--- Start DATASET CONTENT ---

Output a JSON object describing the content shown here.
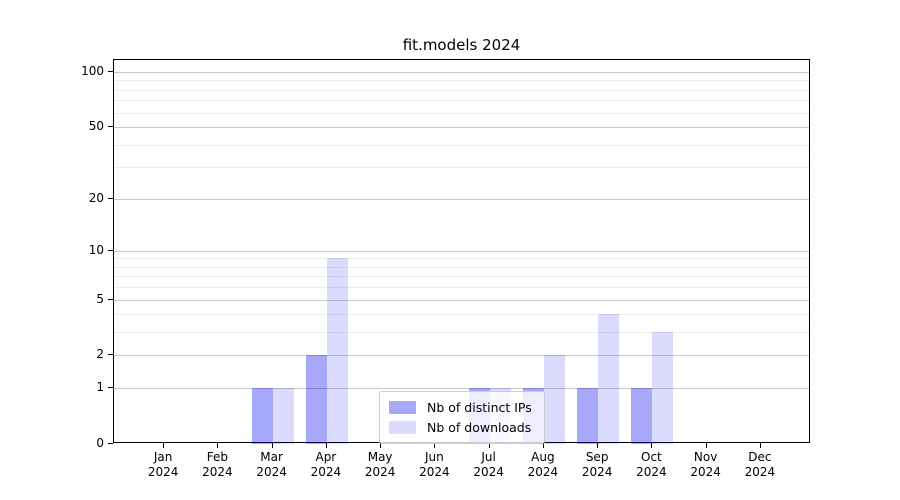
{
  "chart_data": {
    "type": "bar",
    "title": "fit.models 2024",
    "categories": [
      "Jan 2024",
      "Feb 2024",
      "Mar 2024",
      "Apr 2024",
      "May 2024",
      "Jun 2024",
      "Jul 2024",
      "Aug 2024",
      "Sep 2024",
      "Oct 2024",
      "Nov 2024",
      "Dec 2024"
    ],
    "series": [
      {
        "name": "Nb of distinct IPs",
        "color": "rgba(0,0,240,0.34)",
        "values": [
          0,
          0,
          1,
          2,
          0,
          0,
          1,
          1,
          1,
          1,
          0,
          0
        ]
      },
      {
        "name": "Nb of downloads",
        "color": "rgba(0,0,240,0.14)",
        "values": [
          0,
          0,
          1,
          9,
          0,
          0,
          1,
          2,
          4,
          3,
          0,
          0
        ]
      }
    ],
    "xlabel": "",
    "ylabel": "",
    "yscale": "log1p",
    "ylim": [
      0,
      116
    ],
    "y_major_ticks": [
      0,
      1,
      2,
      5,
      10,
      20,
      50,
      100
    ],
    "y_minor_ticks": [
      3,
      4,
      6,
      7,
      8,
      9,
      30,
      40,
      60,
      70,
      80,
      90
    ],
    "grid": "both",
    "legend_position": "lower center",
    "axis_color": "#000000",
    "grid_major_color": "#c9c9c9",
    "grid_minor_color": "#ececec",
    "background_color": "#ffffff"
  }
}
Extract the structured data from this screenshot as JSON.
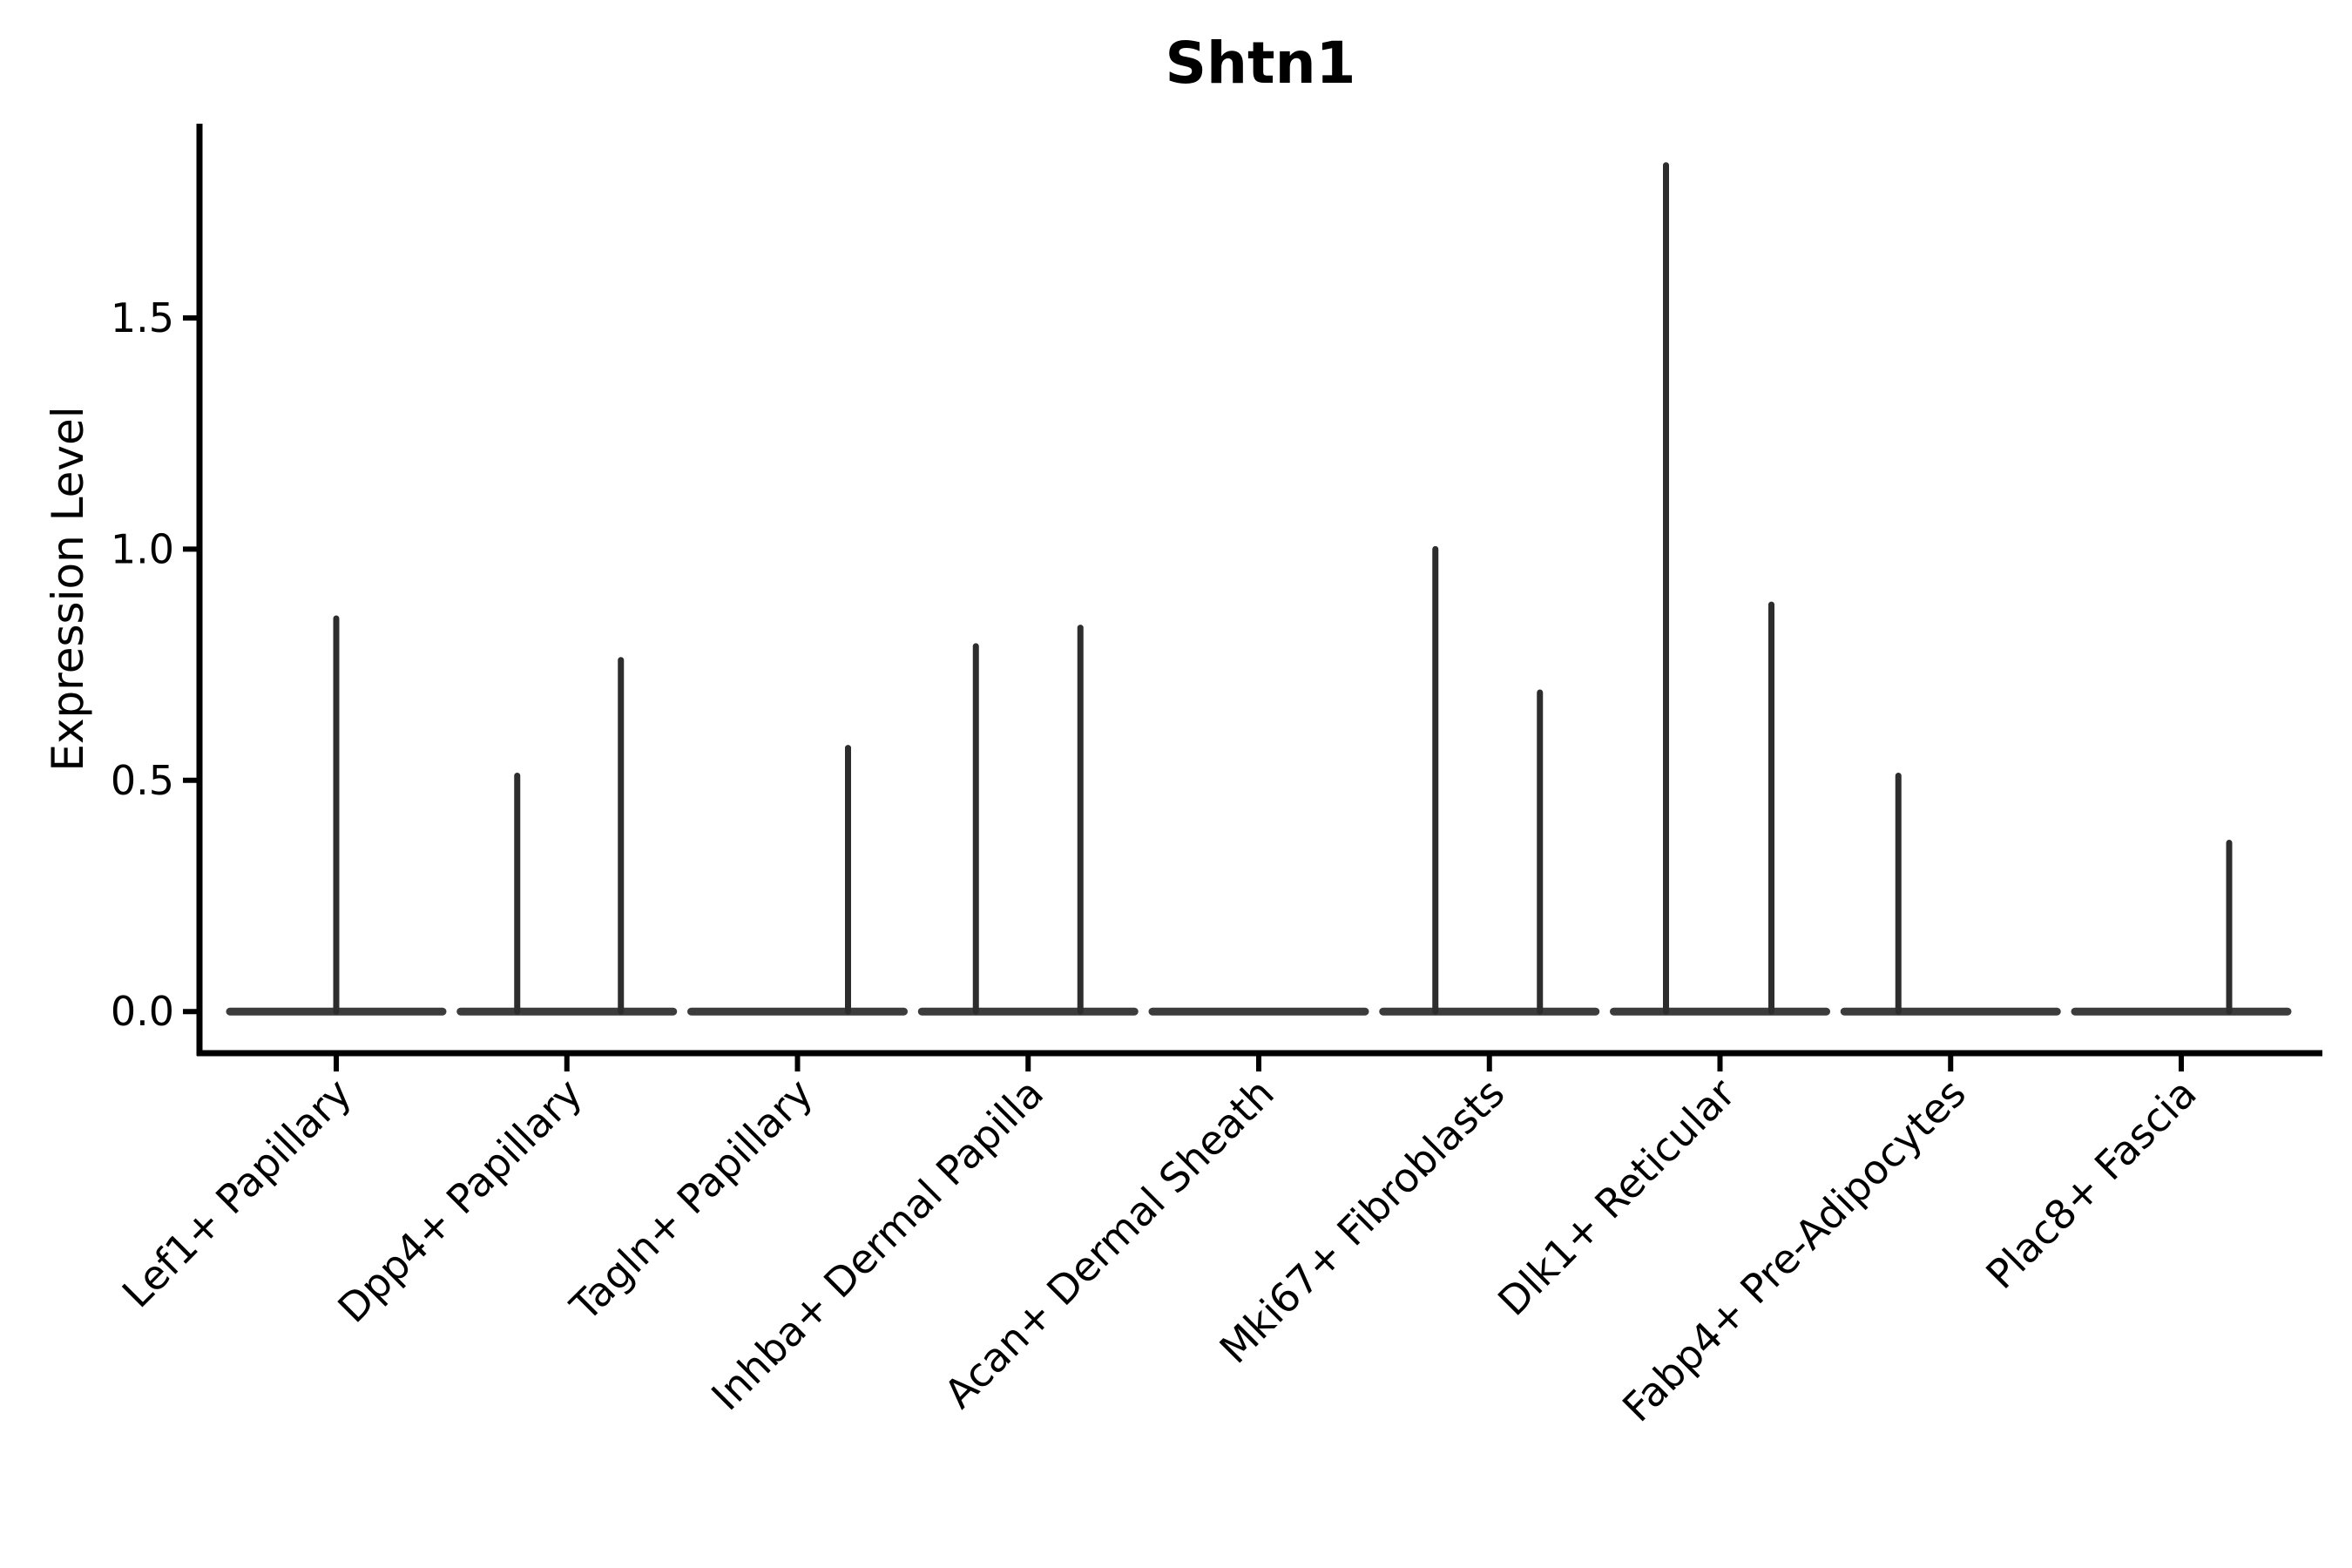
{
  "chart_data": {
    "type": "violin",
    "title": "Shtn1",
    "ylabel": "Expression Level",
    "xlabel": "",
    "ylim": [
      -0.09,
      1.92
    ],
    "yticks": [
      0.0,
      0.5,
      1.0,
      1.5
    ],
    "grid": false,
    "legend": null,
    "categories": [
      "Lef1+ Papillary",
      "Dpp4+ Papillary",
      "Tagln+ Papillary",
      "Inhba+ Dermal Papilla",
      "Acan+ Dermal Sheath",
      "Mki67+ Fibroblasts",
      "Dlk1+ Reticular",
      "Fabp4+ Pre-Adipocytes",
      "Plac8+ Fascia"
    ],
    "series": [
      {
        "category": "Lef1+ Papillary",
        "zero_line": true,
        "spikes": [
          {
            "dx": 0,
            "value": 0.85
          }
        ]
      },
      {
        "category": "Dpp4+ Papillary",
        "zero_line": true,
        "spikes": [
          {
            "dx": -57,
            "value": 0.51
          },
          {
            "dx": 62,
            "value": 0.76
          }
        ]
      },
      {
        "category": "Tagln+ Papillary",
        "zero_line": true,
        "spikes": [
          {
            "dx": 58,
            "value": 0.57
          }
        ]
      },
      {
        "category": "Inhba+ Dermal Papilla",
        "zero_line": true,
        "spikes": [
          {
            "dx": -60,
            "value": 0.79
          },
          {
            "dx": 60,
            "value": 0.83
          }
        ]
      },
      {
        "category": "Acan+ Dermal Sheath",
        "zero_line": true,
        "spikes": []
      },
      {
        "category": "Mki67+ Fibroblasts",
        "zero_line": true,
        "spikes": [
          {
            "dx": -62,
            "value": 1.0
          },
          {
            "dx": 58,
            "value": 0.69
          }
        ]
      },
      {
        "category": "Dlk1+ Reticular",
        "zero_line": true,
        "spikes": [
          {
            "dx": -62,
            "value": 1.83
          },
          {
            "dx": 59,
            "value": 0.88
          }
        ]
      },
      {
        "category": "Fabp4+ Pre-Adipocytes",
        "zero_line": true,
        "spikes": [
          {
            "dx": -60,
            "value": 0.51
          }
        ]
      },
      {
        "category": "Plac8+ Fascia",
        "zero_line": true,
        "spikes": [
          {
            "dx": 55,
            "value": 0.365
          }
        ]
      }
    ],
    "colors": {
      "violin_line": "#2d2d2d",
      "zero_line": "#3c3c3c",
      "axis": "#000000",
      "text": "#000000",
      "background": "#ffffff"
    }
  }
}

--- End DATASET CONTENT ---

> _STATED TASK_: Restate each entry word for word, leaving out any pictures.

> _ANSWER FOR THE TASK_:
Output a JSON object describing the content shown here.
{
  "chart_data": {
    "type": "bar",
    "title": "fit.models 2024",
    "categories": [
      "Jan 2024",
      "Feb 2024",
      "Mar 2024",
      "Apr 2024",
      "May 2024",
      "Jun 2024",
      "Jul 2024",
      "Aug 2024",
      "Sep 2024",
      "Oct 2024",
      "Nov 2024",
      "Dec 2024"
    ],
    "series": [
      {
        "name": "Nb of distinct IPs",
        "color": "rgba(0,0,240,0.34)",
        "values": [
          0,
          0,
          1,
          2,
          0,
          0,
          1,
          1,
          1,
          1,
          0,
          0
        ]
      },
      {
        "name": "Nb of downloads",
        "color": "rgba(0,0,240,0.14)",
        "values": [
          0,
          0,
          1,
          9,
          0,
          0,
          1,
          2,
          4,
          3,
          0,
          0
        ]
      }
    ],
    "xlabel": "",
    "ylabel": "",
    "yscale": "log1p",
    "ylim": [
      0,
      116
    ],
    "y_major_ticks": [
      0,
      1,
      2,
      5,
      10,
      20,
      50,
      100
    ],
    "y_minor_ticks": [
      3,
      4,
      6,
      7,
      8,
      9,
      30,
      40,
      60,
      70,
      80,
      90
    ],
    "grid": "both",
    "legend_position": "lower center",
    "axis_color": "#000000",
    "grid_major_color": "#c9c9c9",
    "grid_minor_color": "#ececec",
    "background_color": "#ffffff"
  }
}
Extract the structured data from this screenshot as JSON.
{
  "chart_data": {
    "type": "violin",
    "title": "Shtn1",
    "ylabel": "Expression Level",
    "xlabel": "",
    "ylim": [
      -0.09,
      1.92
    ],
    "yticks": [
      0.0,
      0.5,
      1.0,
      1.5
    ],
    "grid": false,
    "legend": null,
    "categories": [
      "Lef1+ Papillary",
      "Dpp4+ Papillary",
      "Tagln+ Papillary",
      "Inhba+ Dermal Papilla",
      "Acan+ Dermal Sheath",
      "Mki67+ Fibroblasts",
      "Dlk1+ Reticular",
      "Fabp4+ Pre-Adipocytes",
      "Plac8+ Fascia"
    ],
    "series": [
      {
        "category": "Lef1+ Papillary",
        "zero_line": true,
        "spikes": [
          {
            "dx": 0,
            "value": 0.85
          }
        ]
      },
      {
        "category": "Dpp4+ Papillary",
        "zero_line": true,
        "spikes": [
          {
            "dx": -57,
            "value": 0.51
          },
          {
            "dx": 62,
            "value": 0.76
          }
        ]
      },
      {
        "category": "Tagln+ Papillary",
        "zero_line": true,
        "spikes": [
          {
            "dx": 58,
            "value": 0.57
          }
        ]
      },
      {
        "category": "Inhba+ Dermal Papilla",
        "zero_line": true,
        "spikes": [
          {
            "dx": -60,
            "value": 0.79
          },
          {
            "dx": 60,
            "value": 0.83
          }
        ]
      },
      {
        "category": "Acan+ Dermal Sheath",
        "zero_line": true,
        "spikes": []
      },
      {
        "category": "Mki67+ Fibroblasts",
        "zero_line": true,
        "spikes": [
          {
            "dx": -62,
            "value": 1.0
          },
          {
            "dx": 58,
            "value": 0.69
          }
        ]
      },
      {
        "category": "Dlk1+ Reticular",
        "zero_line": true,
        "spikes": [
          {
            "dx": -62,
            "value": 1.83
          },
          {
            "dx": 59,
            "value": 0.88
          }
        ]
      },
      {
        "category": "Fabp4+ Pre-Adipocytes",
        "zero_line": true,
        "spikes": [
          {
            "dx": -60,
            "value": 0.51
          }
        ]
      },
      {
        "category": "Plac8+ Fascia",
        "zero_line": true,
        "spikes": [
          {
            "dx": 55,
            "value": 0.365
          }
        ]
      }
    ],
    "colors": {
      "violin_line": "#2d2d2d",
      "zero_line": "#3c3c3c",
      "axis": "#000000",
      "text": "#000000",
      "background": "#ffffff"
    }
  }
}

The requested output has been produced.